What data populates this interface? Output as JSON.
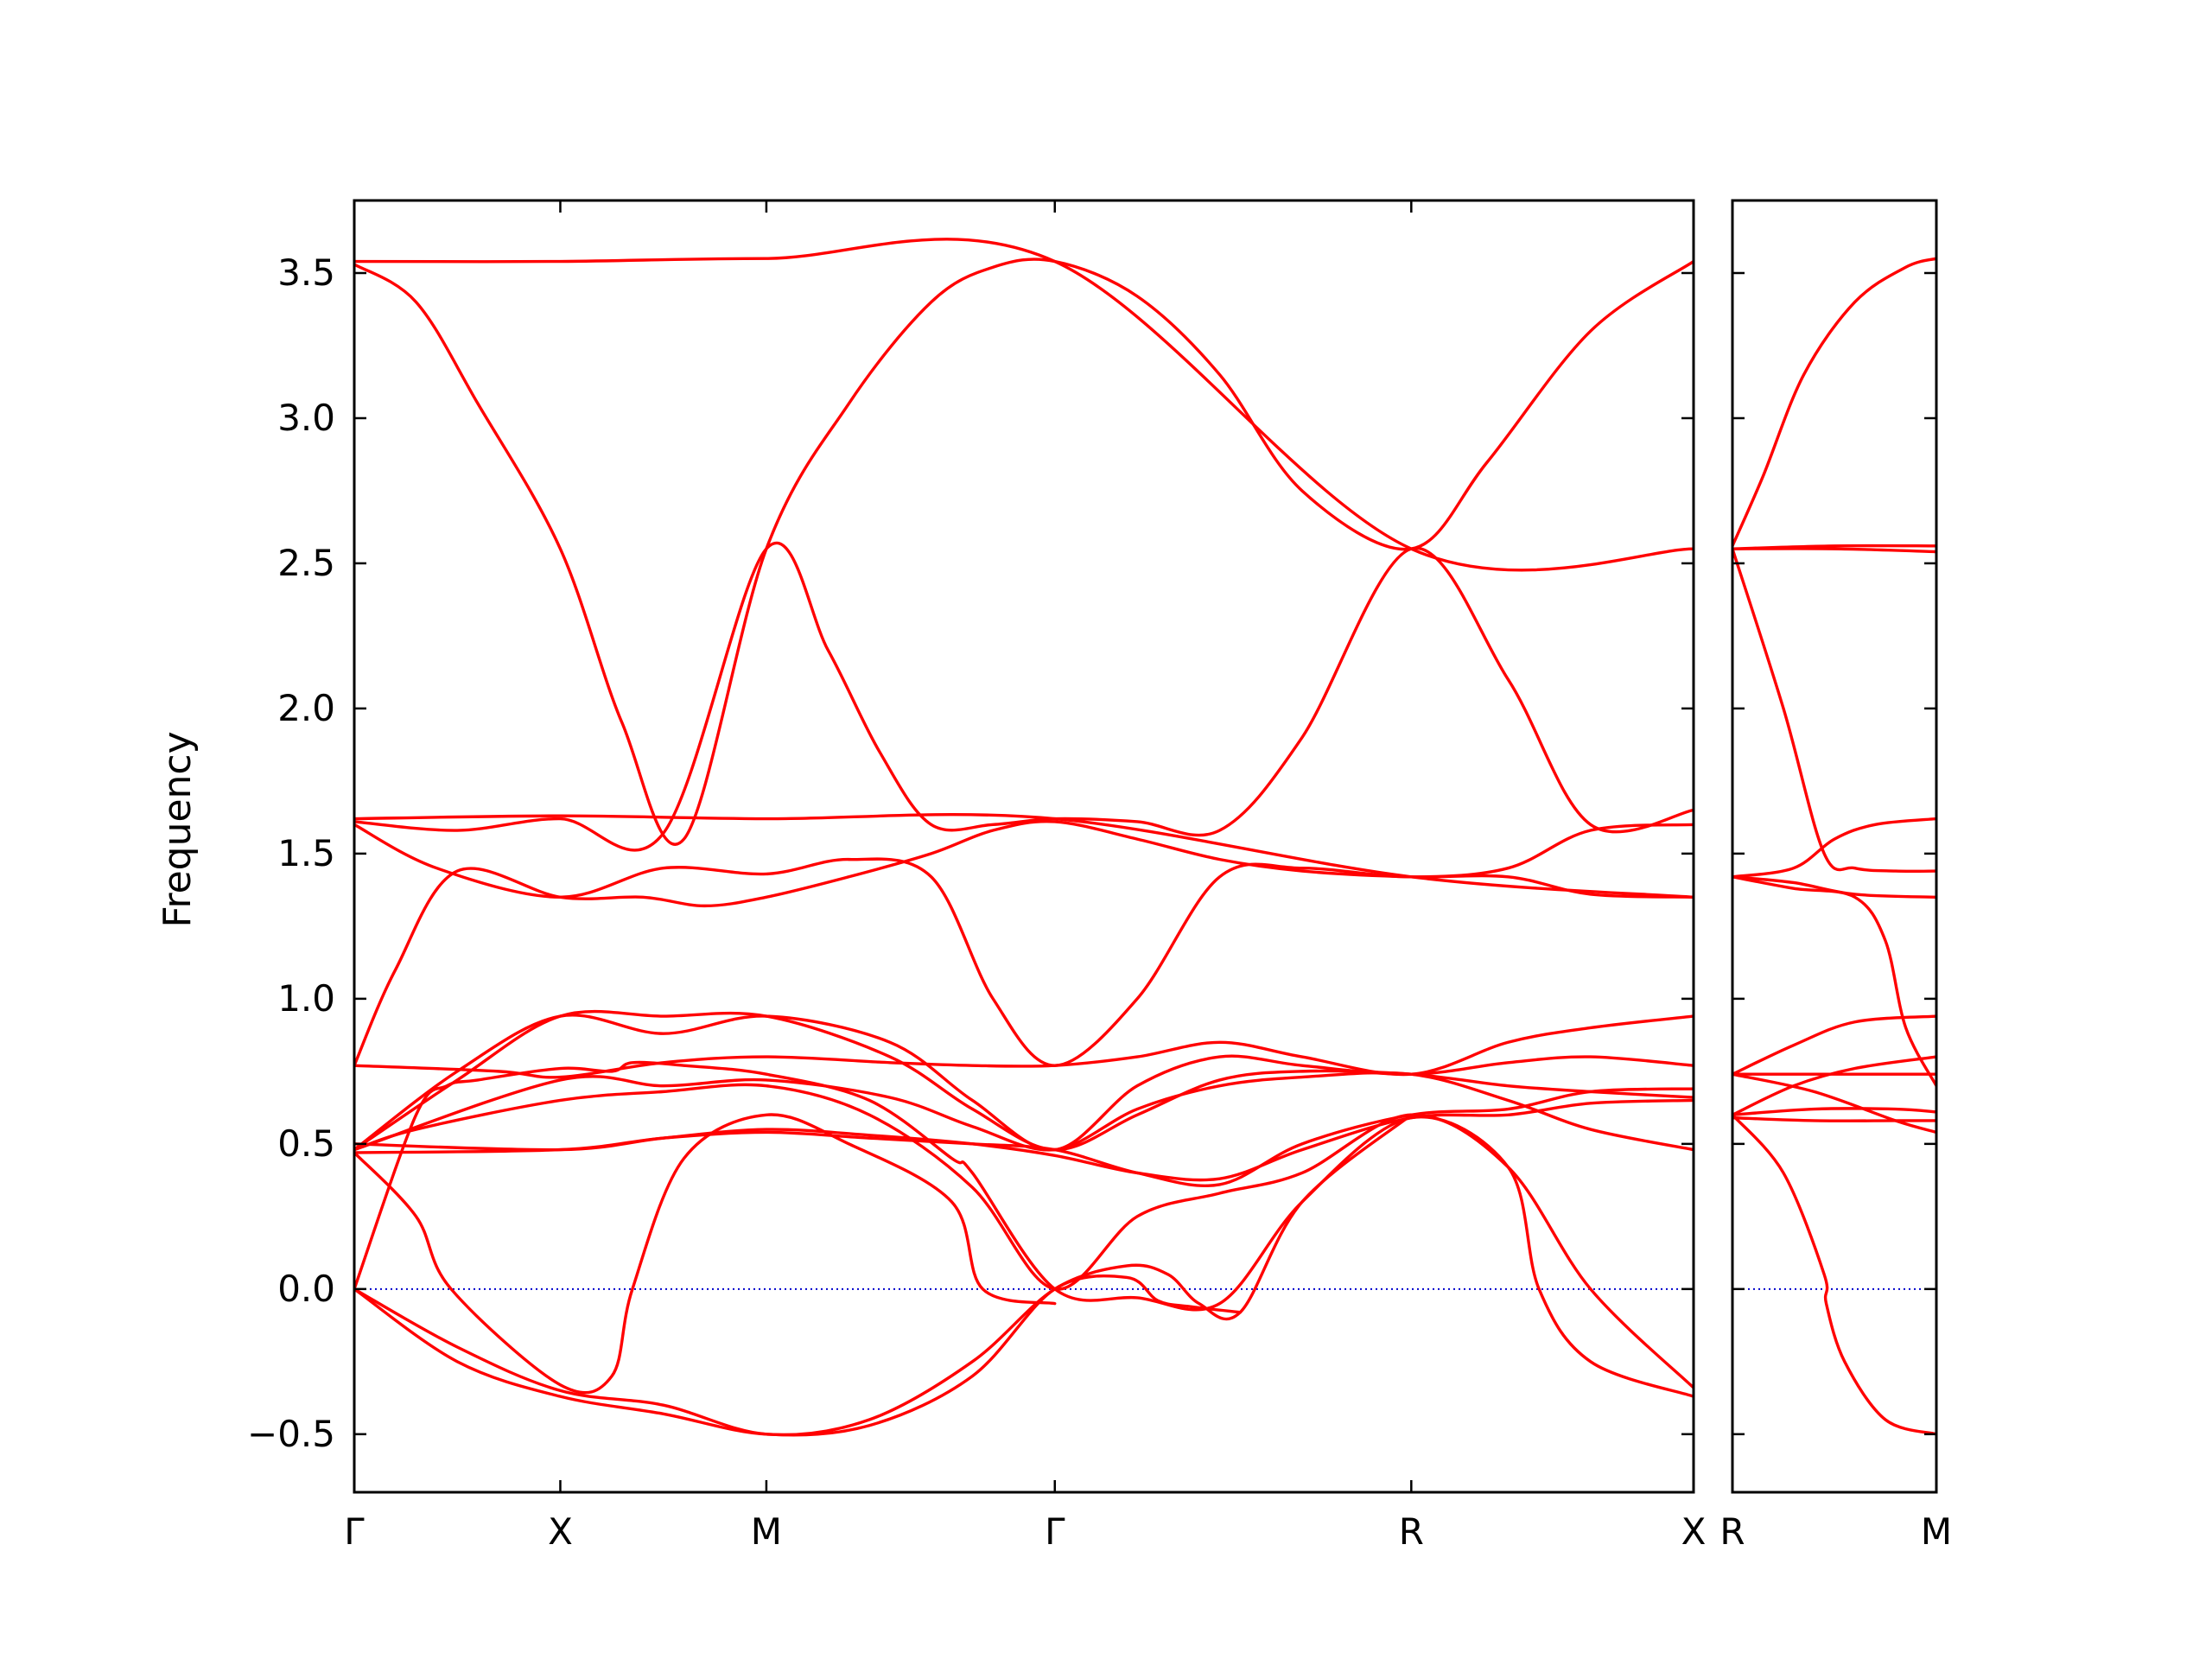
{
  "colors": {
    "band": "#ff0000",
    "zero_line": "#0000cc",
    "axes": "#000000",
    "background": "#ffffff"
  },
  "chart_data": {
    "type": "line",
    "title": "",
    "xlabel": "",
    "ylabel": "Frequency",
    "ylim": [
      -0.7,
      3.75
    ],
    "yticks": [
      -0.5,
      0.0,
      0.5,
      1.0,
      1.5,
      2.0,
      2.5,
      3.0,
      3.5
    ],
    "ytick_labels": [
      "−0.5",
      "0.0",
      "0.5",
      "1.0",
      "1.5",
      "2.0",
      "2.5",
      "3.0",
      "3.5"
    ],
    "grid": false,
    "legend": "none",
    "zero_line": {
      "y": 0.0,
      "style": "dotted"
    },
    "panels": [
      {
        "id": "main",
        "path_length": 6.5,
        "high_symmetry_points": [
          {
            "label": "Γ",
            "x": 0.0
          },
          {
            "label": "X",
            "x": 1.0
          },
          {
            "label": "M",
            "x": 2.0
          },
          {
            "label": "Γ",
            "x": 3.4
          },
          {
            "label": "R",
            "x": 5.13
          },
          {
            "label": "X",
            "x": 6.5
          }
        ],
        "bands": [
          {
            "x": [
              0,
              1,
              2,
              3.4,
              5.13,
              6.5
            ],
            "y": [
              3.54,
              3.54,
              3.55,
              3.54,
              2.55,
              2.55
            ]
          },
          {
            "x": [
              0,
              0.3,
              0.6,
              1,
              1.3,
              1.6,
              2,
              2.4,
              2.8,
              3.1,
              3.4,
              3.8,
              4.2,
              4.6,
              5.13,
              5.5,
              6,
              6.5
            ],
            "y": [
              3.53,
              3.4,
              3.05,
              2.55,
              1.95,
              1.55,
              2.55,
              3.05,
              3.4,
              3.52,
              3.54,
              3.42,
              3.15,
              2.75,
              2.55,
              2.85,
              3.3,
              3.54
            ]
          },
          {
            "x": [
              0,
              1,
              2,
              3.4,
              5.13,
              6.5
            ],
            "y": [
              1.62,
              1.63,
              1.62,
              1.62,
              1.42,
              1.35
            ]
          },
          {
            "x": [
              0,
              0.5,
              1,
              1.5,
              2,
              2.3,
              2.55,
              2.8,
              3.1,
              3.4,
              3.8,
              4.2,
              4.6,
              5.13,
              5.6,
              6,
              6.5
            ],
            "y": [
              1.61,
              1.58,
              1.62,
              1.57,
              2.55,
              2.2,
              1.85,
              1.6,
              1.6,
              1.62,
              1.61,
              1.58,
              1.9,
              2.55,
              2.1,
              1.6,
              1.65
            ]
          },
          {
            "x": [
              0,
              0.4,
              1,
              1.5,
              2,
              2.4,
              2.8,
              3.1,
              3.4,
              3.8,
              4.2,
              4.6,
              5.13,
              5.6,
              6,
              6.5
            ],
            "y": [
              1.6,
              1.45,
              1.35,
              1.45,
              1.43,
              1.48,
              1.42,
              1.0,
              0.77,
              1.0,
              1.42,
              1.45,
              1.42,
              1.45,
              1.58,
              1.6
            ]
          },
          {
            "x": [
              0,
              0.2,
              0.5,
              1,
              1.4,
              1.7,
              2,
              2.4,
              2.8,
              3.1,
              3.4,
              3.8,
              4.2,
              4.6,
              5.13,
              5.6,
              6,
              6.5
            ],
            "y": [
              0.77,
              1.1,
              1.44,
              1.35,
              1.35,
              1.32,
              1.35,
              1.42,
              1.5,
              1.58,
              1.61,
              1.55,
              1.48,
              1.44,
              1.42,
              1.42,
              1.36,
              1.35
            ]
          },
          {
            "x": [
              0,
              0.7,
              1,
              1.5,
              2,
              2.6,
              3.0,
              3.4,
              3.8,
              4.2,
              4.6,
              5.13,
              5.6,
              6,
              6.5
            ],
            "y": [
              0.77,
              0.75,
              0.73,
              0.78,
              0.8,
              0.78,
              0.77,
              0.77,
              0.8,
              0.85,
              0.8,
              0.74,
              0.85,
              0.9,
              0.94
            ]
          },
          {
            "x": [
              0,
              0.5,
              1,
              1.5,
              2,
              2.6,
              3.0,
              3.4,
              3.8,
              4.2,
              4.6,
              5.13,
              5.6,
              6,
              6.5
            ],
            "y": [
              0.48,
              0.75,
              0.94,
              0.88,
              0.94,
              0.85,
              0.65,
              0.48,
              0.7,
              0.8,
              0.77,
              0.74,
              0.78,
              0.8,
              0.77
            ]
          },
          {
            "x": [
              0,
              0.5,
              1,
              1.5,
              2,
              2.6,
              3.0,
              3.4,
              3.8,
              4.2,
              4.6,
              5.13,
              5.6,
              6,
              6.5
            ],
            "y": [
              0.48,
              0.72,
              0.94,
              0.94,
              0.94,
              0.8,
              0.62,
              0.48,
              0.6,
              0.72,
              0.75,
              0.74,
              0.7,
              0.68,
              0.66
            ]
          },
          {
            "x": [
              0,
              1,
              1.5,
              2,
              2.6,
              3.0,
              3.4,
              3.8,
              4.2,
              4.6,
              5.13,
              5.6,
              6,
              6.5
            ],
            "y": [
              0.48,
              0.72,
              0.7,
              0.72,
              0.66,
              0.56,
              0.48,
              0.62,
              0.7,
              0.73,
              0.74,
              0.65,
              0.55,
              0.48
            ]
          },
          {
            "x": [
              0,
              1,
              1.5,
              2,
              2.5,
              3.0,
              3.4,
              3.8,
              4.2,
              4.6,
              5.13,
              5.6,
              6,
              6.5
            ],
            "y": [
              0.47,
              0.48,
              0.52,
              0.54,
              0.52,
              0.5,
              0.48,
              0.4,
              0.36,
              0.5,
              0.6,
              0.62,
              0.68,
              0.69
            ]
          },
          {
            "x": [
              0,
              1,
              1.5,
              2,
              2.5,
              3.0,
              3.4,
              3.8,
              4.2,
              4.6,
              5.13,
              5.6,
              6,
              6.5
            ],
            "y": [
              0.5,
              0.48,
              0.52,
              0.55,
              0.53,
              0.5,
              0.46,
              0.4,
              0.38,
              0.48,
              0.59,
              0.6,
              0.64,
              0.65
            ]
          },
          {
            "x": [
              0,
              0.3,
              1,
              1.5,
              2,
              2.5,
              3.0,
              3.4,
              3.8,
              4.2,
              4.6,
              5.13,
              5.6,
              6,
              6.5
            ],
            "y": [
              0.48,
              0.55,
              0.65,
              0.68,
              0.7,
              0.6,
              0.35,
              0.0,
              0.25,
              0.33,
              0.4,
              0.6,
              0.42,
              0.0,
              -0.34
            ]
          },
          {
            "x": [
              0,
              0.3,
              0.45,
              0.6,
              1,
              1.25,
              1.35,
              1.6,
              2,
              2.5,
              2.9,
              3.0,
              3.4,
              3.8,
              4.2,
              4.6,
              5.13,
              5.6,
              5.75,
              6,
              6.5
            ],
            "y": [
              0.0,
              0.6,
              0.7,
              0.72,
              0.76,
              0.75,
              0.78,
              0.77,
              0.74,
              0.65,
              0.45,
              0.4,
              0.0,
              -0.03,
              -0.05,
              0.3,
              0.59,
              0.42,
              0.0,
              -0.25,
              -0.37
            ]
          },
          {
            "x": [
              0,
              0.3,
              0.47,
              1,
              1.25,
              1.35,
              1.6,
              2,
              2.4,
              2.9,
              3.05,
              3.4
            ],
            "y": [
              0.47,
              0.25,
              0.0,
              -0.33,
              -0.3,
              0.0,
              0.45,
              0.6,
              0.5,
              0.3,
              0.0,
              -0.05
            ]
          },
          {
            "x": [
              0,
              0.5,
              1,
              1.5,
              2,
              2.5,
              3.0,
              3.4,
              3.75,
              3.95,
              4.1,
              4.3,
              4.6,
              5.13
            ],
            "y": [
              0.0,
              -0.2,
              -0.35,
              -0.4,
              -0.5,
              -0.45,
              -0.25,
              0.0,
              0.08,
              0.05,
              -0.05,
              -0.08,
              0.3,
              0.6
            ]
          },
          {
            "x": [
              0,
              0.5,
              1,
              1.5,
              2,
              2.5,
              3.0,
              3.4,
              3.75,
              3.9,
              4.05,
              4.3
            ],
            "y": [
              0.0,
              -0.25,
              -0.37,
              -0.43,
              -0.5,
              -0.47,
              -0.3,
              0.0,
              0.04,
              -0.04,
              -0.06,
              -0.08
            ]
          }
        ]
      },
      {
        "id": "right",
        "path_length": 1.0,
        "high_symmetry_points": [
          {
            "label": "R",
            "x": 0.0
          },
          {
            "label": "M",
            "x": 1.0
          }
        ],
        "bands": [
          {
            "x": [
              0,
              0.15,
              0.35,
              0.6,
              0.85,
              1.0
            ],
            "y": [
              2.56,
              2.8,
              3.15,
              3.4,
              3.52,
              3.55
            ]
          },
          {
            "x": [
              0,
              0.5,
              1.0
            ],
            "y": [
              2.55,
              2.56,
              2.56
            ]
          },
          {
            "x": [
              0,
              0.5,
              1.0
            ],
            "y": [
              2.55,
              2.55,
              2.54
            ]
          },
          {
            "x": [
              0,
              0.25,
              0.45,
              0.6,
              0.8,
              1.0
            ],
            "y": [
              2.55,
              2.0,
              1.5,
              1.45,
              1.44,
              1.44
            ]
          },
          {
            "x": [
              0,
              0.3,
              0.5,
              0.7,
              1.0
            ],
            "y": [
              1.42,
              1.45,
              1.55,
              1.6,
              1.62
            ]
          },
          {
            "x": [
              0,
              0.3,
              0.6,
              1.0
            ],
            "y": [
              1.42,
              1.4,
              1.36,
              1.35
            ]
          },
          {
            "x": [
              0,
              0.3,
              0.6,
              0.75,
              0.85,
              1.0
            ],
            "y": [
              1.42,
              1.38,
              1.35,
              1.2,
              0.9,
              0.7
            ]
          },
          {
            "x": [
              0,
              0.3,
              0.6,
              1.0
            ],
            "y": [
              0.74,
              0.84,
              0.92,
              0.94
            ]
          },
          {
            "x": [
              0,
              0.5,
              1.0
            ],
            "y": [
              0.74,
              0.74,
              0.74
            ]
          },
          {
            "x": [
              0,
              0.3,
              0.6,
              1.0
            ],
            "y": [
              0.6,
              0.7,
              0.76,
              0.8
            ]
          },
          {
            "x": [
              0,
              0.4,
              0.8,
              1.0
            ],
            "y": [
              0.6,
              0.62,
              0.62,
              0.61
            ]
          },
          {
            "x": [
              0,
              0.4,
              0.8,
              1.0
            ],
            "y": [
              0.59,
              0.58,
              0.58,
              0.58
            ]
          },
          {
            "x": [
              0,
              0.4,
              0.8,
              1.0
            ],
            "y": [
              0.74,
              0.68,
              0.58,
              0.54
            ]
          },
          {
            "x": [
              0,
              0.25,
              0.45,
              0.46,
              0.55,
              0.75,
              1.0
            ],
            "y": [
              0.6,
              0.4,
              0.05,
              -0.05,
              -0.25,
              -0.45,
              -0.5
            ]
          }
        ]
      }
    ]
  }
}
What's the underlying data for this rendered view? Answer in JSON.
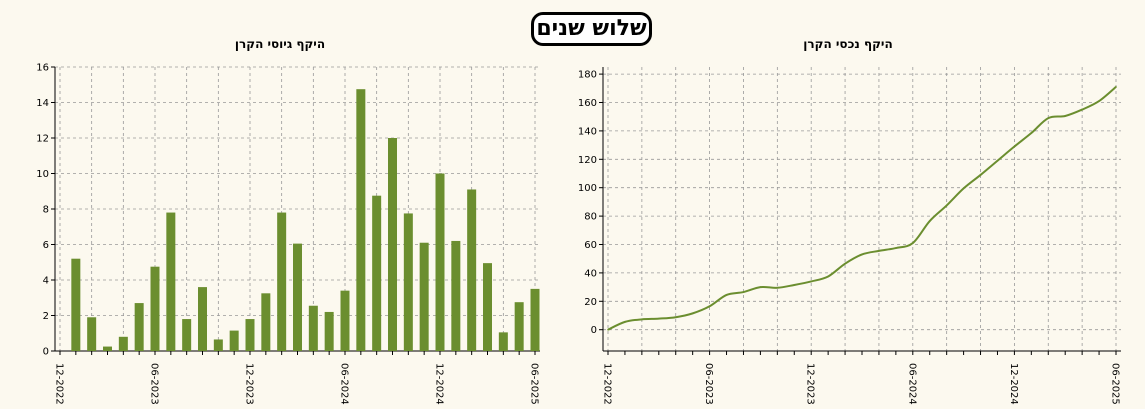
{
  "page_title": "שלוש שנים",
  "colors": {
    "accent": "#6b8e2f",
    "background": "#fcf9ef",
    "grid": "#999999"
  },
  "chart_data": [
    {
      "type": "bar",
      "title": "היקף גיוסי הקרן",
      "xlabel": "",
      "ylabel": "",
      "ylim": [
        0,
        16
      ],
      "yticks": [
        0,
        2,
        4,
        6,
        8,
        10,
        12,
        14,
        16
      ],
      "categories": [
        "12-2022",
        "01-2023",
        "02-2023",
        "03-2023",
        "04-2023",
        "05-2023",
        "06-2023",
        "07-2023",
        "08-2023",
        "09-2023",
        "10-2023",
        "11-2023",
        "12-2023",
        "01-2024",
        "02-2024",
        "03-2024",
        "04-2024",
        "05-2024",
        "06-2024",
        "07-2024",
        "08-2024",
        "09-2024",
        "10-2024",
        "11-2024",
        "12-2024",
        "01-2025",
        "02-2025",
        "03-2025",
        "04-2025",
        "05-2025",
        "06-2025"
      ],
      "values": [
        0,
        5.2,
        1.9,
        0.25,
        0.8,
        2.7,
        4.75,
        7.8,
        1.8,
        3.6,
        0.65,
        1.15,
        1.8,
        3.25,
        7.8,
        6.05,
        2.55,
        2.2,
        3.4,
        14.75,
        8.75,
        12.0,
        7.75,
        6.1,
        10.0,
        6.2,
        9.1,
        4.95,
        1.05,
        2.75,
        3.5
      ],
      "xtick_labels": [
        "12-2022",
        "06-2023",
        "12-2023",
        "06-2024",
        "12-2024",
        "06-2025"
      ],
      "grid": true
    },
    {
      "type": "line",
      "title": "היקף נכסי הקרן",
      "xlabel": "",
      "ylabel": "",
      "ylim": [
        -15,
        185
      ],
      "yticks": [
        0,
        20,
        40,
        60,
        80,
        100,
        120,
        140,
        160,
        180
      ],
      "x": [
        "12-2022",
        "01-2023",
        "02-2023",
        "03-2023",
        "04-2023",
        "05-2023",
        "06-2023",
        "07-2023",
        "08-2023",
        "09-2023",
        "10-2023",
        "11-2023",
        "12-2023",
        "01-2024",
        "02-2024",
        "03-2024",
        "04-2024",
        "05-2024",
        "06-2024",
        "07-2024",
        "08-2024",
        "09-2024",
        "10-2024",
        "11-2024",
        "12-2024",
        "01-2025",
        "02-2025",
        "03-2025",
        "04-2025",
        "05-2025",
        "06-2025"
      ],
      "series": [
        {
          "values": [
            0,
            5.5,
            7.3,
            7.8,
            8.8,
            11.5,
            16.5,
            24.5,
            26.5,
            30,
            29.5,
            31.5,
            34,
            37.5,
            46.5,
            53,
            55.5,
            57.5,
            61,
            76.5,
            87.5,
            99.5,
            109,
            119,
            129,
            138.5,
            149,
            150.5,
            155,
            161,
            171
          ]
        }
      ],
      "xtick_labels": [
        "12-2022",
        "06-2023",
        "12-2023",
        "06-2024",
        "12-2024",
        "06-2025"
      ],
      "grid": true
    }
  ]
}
....
- **PROBLEM REQUIREMENTS**
From the entries above, copy every line containing the word "הקרן".

- **FINISHED EXERCISE**
      "title": "היקף גיוסי הקרן",
      "title": "היקף נכסי הקרן",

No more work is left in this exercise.